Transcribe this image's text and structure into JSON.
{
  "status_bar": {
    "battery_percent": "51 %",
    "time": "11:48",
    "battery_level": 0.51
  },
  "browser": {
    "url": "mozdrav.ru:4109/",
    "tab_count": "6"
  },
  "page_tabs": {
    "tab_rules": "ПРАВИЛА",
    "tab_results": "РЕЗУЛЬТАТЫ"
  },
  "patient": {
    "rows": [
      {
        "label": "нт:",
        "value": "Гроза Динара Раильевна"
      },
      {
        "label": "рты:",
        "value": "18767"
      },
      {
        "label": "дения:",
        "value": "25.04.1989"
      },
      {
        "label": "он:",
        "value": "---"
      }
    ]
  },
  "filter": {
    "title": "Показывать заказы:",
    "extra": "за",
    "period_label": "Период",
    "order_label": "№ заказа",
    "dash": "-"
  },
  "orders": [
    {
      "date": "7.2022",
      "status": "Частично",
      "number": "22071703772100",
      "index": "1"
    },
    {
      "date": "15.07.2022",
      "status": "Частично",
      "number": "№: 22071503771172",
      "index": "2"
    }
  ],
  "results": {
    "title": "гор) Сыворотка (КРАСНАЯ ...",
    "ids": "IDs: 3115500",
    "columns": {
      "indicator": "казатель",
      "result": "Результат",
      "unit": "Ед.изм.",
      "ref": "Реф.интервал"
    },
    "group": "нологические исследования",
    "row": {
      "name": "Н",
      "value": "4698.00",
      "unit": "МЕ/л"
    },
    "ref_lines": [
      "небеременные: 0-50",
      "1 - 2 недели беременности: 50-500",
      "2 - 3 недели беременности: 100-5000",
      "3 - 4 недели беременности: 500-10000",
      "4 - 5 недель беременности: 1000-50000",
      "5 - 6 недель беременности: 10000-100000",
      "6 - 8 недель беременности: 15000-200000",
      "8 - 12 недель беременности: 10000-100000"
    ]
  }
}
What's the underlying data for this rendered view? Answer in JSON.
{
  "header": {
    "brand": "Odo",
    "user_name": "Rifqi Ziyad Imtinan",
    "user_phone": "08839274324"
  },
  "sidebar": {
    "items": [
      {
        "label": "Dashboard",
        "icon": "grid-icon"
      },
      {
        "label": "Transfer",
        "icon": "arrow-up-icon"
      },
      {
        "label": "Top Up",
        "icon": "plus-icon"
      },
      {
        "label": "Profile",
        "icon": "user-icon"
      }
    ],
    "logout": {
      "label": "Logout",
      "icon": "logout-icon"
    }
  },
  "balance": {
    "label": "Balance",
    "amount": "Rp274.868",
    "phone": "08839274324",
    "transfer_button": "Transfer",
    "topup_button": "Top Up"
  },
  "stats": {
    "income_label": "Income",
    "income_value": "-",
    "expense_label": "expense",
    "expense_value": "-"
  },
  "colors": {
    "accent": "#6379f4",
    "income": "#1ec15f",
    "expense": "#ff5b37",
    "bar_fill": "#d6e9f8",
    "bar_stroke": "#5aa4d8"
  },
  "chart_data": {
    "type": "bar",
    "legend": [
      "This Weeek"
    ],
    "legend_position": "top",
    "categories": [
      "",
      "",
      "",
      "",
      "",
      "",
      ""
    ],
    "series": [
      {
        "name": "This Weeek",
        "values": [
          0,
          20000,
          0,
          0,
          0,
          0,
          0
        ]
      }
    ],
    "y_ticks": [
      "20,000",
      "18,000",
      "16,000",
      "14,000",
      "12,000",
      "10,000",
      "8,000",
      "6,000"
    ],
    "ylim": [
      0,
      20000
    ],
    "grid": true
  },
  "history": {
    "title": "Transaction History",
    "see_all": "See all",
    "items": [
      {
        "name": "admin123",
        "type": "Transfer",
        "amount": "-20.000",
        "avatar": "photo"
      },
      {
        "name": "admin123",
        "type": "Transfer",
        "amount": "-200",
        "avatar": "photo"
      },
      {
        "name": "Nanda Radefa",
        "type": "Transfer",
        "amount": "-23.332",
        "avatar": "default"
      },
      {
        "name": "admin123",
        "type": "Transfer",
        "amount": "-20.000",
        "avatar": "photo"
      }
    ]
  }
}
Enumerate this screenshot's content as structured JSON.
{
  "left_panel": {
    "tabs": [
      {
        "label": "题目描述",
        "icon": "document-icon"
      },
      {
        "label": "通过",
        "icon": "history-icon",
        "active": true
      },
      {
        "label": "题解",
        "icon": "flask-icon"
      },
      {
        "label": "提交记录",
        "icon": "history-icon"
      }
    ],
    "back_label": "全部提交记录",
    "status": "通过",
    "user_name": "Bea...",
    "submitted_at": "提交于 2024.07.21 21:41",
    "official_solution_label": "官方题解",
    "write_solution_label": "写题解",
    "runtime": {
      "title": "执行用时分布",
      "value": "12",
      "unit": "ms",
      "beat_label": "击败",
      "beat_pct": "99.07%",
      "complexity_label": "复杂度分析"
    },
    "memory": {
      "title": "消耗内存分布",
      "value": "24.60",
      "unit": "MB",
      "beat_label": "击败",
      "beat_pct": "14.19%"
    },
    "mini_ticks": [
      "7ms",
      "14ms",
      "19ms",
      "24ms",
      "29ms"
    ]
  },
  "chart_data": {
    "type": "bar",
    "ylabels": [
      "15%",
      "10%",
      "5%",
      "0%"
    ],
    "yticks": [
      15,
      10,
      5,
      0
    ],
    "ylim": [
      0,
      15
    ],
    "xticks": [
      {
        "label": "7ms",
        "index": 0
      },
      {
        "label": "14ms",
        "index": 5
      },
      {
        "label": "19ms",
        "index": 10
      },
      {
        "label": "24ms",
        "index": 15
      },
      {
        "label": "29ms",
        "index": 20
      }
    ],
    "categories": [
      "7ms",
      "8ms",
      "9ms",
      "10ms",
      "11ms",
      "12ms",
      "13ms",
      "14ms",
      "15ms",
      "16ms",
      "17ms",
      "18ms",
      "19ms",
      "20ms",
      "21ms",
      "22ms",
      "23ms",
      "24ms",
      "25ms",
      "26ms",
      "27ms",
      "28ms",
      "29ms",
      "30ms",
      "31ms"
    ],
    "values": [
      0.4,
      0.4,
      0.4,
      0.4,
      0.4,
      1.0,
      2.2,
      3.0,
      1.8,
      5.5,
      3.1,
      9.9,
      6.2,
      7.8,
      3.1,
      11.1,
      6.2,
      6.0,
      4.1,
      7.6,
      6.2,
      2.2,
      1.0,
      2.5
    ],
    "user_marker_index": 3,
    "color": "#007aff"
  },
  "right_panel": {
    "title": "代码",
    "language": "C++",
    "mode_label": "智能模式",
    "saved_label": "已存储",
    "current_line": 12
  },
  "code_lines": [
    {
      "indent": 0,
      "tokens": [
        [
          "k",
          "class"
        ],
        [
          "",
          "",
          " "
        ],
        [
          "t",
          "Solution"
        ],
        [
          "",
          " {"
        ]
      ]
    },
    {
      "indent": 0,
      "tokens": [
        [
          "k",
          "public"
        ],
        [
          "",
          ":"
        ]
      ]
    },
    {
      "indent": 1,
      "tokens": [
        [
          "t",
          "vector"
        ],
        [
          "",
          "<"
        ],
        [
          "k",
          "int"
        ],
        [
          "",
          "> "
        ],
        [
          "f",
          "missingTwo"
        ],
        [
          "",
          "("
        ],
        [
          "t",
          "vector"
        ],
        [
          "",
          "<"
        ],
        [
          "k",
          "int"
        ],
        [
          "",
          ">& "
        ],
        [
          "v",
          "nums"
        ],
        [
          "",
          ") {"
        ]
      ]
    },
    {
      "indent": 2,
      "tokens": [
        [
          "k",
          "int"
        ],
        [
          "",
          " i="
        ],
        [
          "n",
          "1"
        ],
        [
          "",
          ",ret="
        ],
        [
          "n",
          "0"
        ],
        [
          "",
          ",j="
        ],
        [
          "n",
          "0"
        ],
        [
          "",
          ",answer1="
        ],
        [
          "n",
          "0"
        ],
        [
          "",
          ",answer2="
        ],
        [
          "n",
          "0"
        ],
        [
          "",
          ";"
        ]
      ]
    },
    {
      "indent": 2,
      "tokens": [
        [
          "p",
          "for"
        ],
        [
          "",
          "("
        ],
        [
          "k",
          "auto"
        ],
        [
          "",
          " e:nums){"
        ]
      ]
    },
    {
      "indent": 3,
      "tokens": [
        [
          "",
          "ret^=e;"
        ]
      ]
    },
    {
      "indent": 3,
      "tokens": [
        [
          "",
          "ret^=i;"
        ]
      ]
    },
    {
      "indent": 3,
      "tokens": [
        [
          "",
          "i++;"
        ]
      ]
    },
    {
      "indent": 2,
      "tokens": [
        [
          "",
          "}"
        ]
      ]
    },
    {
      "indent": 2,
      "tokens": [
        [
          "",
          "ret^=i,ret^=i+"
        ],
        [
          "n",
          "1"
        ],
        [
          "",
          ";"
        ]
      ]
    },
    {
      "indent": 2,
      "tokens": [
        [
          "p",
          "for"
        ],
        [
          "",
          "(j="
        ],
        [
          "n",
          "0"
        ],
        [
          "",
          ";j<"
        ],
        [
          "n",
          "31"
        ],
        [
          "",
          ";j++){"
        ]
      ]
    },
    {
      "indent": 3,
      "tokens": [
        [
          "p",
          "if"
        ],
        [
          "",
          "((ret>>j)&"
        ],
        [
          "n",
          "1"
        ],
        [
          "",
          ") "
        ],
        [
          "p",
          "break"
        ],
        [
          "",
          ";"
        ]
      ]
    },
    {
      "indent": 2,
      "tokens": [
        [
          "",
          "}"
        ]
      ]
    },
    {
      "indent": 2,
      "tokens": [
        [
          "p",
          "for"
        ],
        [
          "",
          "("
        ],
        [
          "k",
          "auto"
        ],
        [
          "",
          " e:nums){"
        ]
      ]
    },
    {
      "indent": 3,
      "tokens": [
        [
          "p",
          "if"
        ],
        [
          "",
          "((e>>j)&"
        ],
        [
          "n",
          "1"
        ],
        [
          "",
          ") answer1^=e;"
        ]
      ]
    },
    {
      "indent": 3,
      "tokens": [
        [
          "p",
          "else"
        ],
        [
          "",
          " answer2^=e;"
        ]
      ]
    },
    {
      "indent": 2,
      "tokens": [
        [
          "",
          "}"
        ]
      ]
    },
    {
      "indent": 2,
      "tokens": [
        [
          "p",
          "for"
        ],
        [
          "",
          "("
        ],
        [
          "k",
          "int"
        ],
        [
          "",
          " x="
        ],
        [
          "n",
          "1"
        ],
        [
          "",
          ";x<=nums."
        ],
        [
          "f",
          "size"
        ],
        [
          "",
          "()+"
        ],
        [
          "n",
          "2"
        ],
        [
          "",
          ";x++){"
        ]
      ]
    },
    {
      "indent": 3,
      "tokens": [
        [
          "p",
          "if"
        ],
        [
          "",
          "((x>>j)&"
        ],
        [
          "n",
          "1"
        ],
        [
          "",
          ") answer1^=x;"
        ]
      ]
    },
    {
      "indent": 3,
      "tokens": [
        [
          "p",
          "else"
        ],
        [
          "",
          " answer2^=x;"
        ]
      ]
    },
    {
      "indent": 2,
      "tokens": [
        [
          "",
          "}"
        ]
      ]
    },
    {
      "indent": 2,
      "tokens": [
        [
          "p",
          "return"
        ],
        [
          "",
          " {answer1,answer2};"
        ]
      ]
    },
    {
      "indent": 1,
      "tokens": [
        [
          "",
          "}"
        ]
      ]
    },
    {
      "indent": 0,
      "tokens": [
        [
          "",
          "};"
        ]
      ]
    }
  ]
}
----
## WRITTEN INSTRUCTION
Pull out all lines in the data above that include "JSON".

## SOLUTION FOR THIS PROBLEM
Transcribe this image's text and structure into JSON.
What's the underlying data for this rendered view? Answer in JSON.
Enumerate this screenshot's content as structured JSON.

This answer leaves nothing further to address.